[Saved entries]
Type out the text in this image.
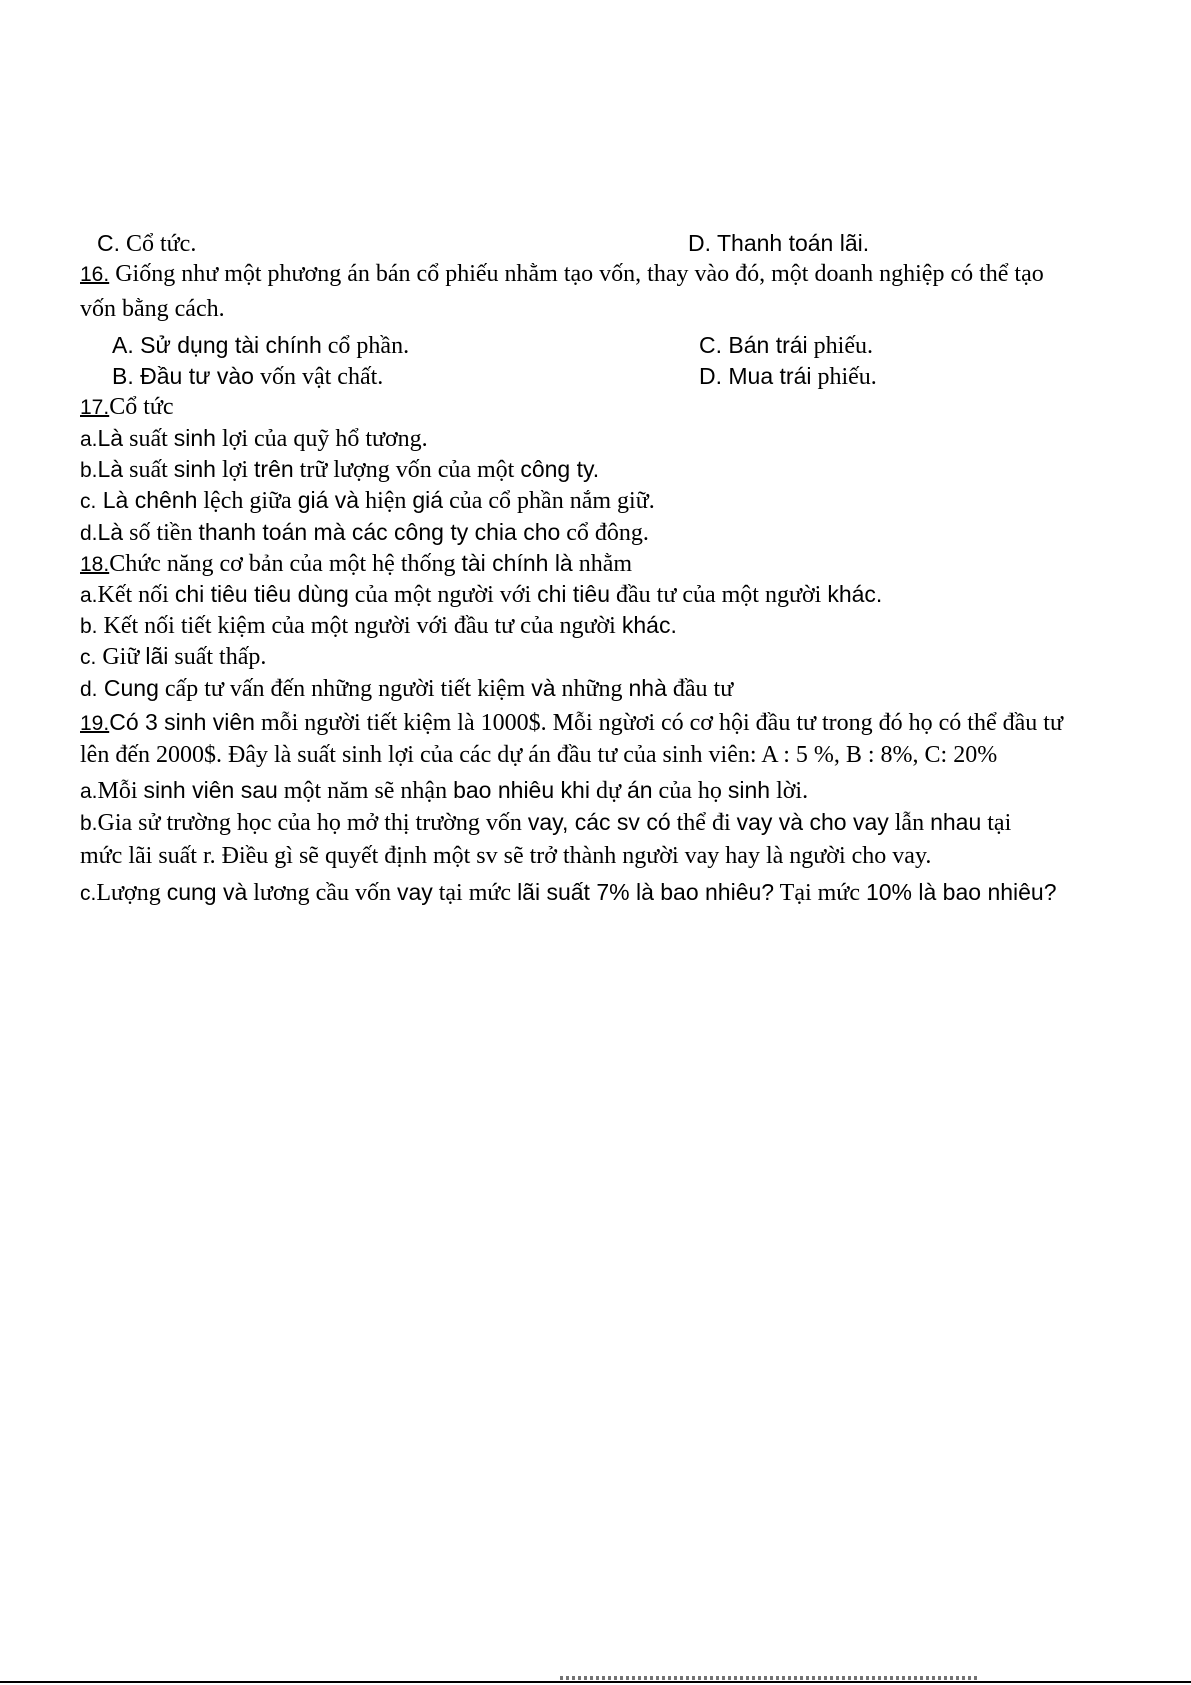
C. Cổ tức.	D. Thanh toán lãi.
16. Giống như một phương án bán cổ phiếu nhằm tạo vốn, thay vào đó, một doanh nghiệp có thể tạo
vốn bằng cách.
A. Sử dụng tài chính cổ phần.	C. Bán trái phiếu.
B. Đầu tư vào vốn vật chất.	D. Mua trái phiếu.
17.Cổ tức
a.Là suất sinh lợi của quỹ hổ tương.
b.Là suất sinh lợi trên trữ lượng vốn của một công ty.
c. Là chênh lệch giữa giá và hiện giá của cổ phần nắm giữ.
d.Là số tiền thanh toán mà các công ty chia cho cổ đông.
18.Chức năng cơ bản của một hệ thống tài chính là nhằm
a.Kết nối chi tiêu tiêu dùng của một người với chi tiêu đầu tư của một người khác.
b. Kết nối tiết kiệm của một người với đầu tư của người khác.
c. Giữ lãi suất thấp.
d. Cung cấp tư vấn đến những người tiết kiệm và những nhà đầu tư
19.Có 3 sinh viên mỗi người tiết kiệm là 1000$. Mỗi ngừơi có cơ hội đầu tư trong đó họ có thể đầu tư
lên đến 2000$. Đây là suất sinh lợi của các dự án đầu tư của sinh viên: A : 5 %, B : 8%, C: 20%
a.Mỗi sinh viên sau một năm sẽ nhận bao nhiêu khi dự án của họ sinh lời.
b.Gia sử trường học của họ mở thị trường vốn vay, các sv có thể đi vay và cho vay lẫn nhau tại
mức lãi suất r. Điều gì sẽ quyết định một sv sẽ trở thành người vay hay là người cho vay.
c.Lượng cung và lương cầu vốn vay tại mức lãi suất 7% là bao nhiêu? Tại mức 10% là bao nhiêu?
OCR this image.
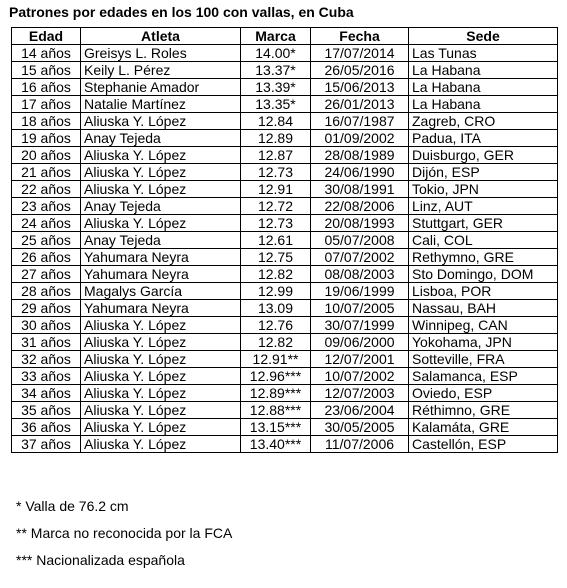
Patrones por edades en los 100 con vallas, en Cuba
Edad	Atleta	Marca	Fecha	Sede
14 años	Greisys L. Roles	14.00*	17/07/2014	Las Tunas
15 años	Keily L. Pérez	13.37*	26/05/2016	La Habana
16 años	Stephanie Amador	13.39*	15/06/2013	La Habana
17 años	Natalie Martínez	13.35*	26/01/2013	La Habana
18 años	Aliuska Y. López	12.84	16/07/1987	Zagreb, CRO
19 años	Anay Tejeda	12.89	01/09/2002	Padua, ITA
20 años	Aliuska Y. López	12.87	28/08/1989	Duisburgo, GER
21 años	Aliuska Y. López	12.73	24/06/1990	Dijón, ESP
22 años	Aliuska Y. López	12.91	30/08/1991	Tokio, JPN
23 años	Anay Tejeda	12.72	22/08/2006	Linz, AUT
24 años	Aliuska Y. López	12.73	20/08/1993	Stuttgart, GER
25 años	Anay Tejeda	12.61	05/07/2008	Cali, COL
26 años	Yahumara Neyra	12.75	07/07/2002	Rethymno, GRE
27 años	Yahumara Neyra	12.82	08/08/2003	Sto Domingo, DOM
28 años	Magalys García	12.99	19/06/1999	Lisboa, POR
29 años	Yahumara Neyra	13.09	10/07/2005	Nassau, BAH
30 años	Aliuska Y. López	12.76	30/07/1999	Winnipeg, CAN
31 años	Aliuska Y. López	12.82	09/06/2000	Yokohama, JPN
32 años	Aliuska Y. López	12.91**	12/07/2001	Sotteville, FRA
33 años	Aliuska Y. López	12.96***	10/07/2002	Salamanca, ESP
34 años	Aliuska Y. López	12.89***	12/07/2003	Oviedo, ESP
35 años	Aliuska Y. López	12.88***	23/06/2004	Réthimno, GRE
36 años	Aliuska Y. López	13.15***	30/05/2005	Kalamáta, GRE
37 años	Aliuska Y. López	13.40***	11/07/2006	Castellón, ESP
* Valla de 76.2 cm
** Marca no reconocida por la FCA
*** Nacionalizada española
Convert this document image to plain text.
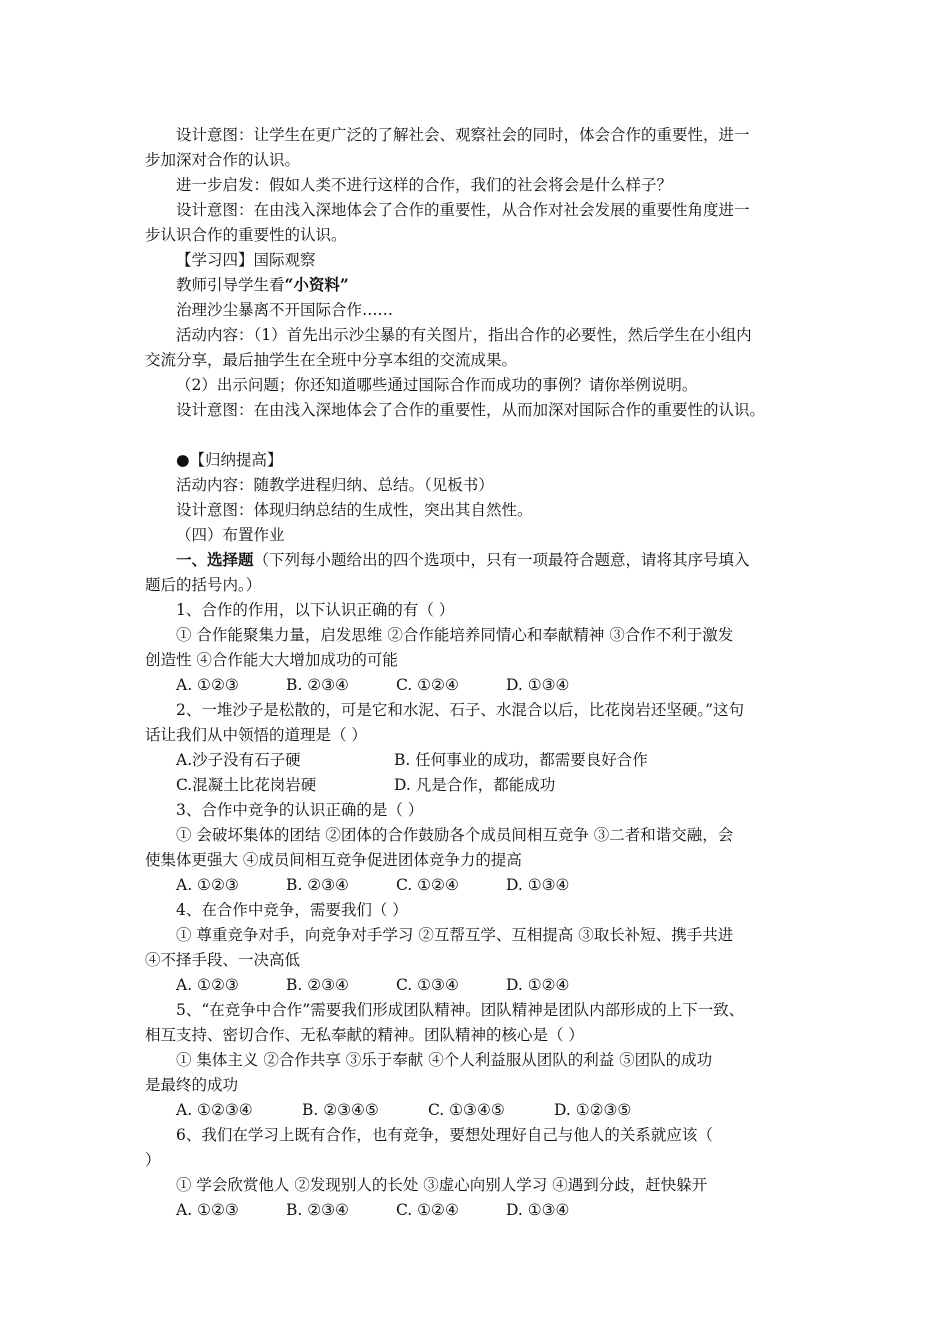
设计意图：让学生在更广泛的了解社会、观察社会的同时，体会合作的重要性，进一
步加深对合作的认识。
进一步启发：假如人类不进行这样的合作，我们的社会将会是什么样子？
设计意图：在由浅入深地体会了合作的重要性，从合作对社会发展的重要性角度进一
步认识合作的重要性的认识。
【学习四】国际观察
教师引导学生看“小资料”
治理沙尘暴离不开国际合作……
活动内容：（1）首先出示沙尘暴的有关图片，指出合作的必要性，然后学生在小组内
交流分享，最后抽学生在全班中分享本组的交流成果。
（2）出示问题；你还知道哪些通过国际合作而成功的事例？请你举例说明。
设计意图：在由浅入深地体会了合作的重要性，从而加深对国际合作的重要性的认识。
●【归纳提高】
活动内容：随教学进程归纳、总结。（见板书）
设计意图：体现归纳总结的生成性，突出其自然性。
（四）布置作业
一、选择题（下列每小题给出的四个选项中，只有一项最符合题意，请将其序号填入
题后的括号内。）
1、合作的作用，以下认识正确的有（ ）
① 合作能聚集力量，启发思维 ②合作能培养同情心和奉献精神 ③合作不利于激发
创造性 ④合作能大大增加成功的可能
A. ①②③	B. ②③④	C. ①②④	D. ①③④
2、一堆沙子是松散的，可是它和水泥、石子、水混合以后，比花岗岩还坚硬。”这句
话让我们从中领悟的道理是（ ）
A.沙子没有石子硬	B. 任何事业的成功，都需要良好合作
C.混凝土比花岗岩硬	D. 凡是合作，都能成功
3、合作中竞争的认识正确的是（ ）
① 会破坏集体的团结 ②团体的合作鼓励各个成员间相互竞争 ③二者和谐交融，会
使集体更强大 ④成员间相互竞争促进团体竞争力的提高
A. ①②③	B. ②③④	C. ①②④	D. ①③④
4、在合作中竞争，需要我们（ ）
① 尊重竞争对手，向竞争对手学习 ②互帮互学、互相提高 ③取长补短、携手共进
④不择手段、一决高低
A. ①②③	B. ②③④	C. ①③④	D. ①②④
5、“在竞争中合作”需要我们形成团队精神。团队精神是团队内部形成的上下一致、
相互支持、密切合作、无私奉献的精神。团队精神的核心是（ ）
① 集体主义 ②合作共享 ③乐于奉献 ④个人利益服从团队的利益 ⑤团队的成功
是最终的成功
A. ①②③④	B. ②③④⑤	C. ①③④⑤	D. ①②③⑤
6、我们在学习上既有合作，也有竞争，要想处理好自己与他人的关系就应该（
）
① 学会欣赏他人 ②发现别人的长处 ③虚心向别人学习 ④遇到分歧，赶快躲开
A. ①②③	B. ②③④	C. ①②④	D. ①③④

▶ **Your instructions**: Return the entries unchanged, save for the pictures, which do not belong in the copy.

▶ **Reply**:
Type out the text in this image.
C. Cổ tức.	D. Thanh toán lãi.
16. Giống như một phương án bán cổ phiếu nhằm tạo vốn, thay vào đó, một doanh nghiệp có thể tạo
vốn bằng cách.
A. Sử dụng tài chính cổ phần.	C. Bán trái phiếu.
B. Đầu tư vào vốn vật chất.	D. Mua trái phiếu.
17.Cổ tức
a.Là suất sinh lợi của quỹ hổ tương.
b.Là suất sinh lợi trên trữ lượng vốn của một công ty.
c. Là chênh lệch giữa giá và hiện giá của cổ phần nắm giữ.
d.Là số tiền thanh toán mà các công ty chia cho cổ đông.
18.Chức năng cơ bản của một hệ thống tài chính là nhằm
a.Kết nối chi tiêu tiêu dùng của một người với chi tiêu đầu tư của một người khác.
b. Kết nối tiết kiệm của một người với đầu tư của người khác.
c. Giữ lãi suất thấp.
d. Cung cấp tư vấn đến những người tiết kiệm và những nhà đầu tư
19.Có 3 sinh viên mỗi người tiết kiệm là 1000$. Mỗi ngừơi có cơ hội đầu tư trong đó họ có thể đầu tư
lên đến 2000$. Đây là suất sinh lợi của các dự án đầu tư của sinh viên: A : 5 %, B : 8%, C: 20%
a.Mỗi sinh viên sau một năm sẽ nhận bao nhiêu khi dự án của họ sinh lời.
b.Gia sử trường học của họ mở thị trường vốn vay, các sv có thể đi vay và cho vay lẫn nhau tại
mức lãi suất r. Điều gì sẽ quyết định một sv sẽ trở thành người vay hay là người cho vay.
c.Lượng cung và lương cầu vốn vay tại mức lãi suất 7% là bao nhiêu? Tại mức 10% là bao nhiêu?
OCR this image.
Patrones por edades en los 100 con vallas, en Cuba
Edad	Atleta	Marca	Fecha	Sede
14 años	Greisys L. Roles	14.00*	17/07/2014	Las Tunas
15 años	Keily L. Pérez	13.37*	26/05/2016	La Habana
16 años	Stephanie Amador	13.39*	15/06/2013	La Habana
17 años	Natalie Martínez	13.35*	26/01/2013	La Habana
18 años	Aliuska Y. López	12.84	16/07/1987	Zagreb, CRO
19 años	Anay Tejeda	12.89	01/09/2002	Padua, ITA
20 años	Aliuska Y. López	12.87	28/08/1989	Duisburgo, GER
21 años	Aliuska Y. López	12.73	24/06/1990	Dijón, ESP
22 años	Aliuska Y. López	12.91	30/08/1991	Tokio, JPN
23 años	Anay Tejeda	12.72	22/08/2006	Linz, AUT
24 años	Aliuska Y. López	12.73	20/08/1993	Stuttgart, GER
25 años	Anay Tejeda	12.61	05/07/2008	Cali, COL
26 años	Yahumara Neyra	12.75	07/07/2002	Rethymno, GRE
27 años	Yahumara Neyra	12.82	08/08/2003	Sto Domingo, DOM
28 años	Magalys García	12.99	19/06/1999	Lisboa, POR
29 años	Yahumara Neyra	13.09	10/07/2005	Nassau, BAH
30 años	Aliuska Y. López	12.76	30/07/1999	Winnipeg, CAN
31 años	Aliuska Y. López	12.82	09/06/2000	Yokohama, JPN
32 años	Aliuska Y. López	12.91**	12/07/2001	Sotteville, FRA
33 años	Aliuska Y. López	12.96***	10/07/2002	Salamanca, ESP
34 años	Aliuska Y. López	12.89***	12/07/2003	Oviedo, ESP
35 años	Aliuska Y. López	12.88***	23/06/2004	Réthimno, GRE
36 años	Aliuska Y. López	13.15***	30/05/2005	Kalamáta, GRE
37 años	Aliuska Y. López	13.40***	11/07/2006	Castellón, ESP
* Valla de 76.2 cm
** Marca no reconocida por la FCA
*** Nacionalizada española
Convert this document image to plain text.
设计意图：让学生在更广泛的了解社会、观察社会的同时，体会合作的重要性，进一
步加深对合作的认识。
进一步启发：假如人类不进行这样的合作，我们的社会将会是什么样子？
设计意图：在由浅入深地体会了合作的重要性，从合作对社会发展的重要性角度进一
步认识合作的重要性的认识。
【学习四】国际观察
教师引导学生看“小资料”
治理沙尘暴离不开国际合作……
活动内容：（1）首先出示沙尘暴的有关图片，指出合作的必要性，然后学生在小组内
交流分享，最后抽学生在全班中分享本组的交流成果。
（2）出示问题；你还知道哪些通过国际合作而成功的事例？请你举例说明。
设计意图：在由浅入深地体会了合作的重要性，从而加深对国际合作的重要性的认识。
●【归纳提高】
活动内容：随教学进程归纳、总结。（见板书）
设计意图：体现归纳总结的生成性，突出其自然性。
（四）布置作业
一、选择题（下列每小题给出的四个选项中，只有一项最符合题意，请将其序号填入
题后的括号内。）
1、合作的作用，以下认识正确的有（ ）
① 合作能聚集力量，启发思维 ②合作能培养同情心和奉献精神 ③合作不利于激发
创造性 ④合作能大大增加成功的可能
A. ①②③	B. ②③④	C. ①②④	D. ①③④
2、一堆沙子是松散的，可是它和水泥、石子、水混合以后，比花岗岩还坚硬。”这句
话让我们从中领悟的道理是（ ）
A.沙子没有石子硬	B. 任何事业的成功，都需要良好合作
C.混凝土比花岗岩硬	D. 凡是合作，都能成功
3、合作中竞争的认识正确的是（ ）
① 会破坏集体的团结 ②团体的合作鼓励各个成员间相互竞争 ③二者和谐交融，会
使集体更强大 ④成员间相互竞争促进团体竞争力的提高
A. ①②③	B. ②③④	C. ①②④	D. ①③④
4、在合作中竞争，需要我们（ ）
① 尊重竞争对手，向竞争对手学习 ②互帮互学、互相提高 ③取长补短、携手共进
④不择手段、一决高低
A. ①②③	B. ②③④	C. ①③④	D. ①②④
5、“在竞争中合作”需要我们形成团队精神。团队精神是团队内部形成的上下一致、
相互支持、密切合作、无私奉献的精神。团队精神的核心是（ ）
① 集体主义 ②合作共享 ③乐于奉献 ④个人利益服从团队的利益 ⑤团队的成功
是最终的成功
A. ①②③④	B. ②③④⑤	C. ①③④⑤	D. ①②③⑤
6、我们在学习上既有合作，也有竞争，要想处理好自己与他人的关系就应该（
）
① 学会欣赏他人 ②发现别人的长处 ③虚心向别人学习 ④遇到分歧，赶快躲开
A. ①②③	B. ②③④	C. ①②④	D. ①③④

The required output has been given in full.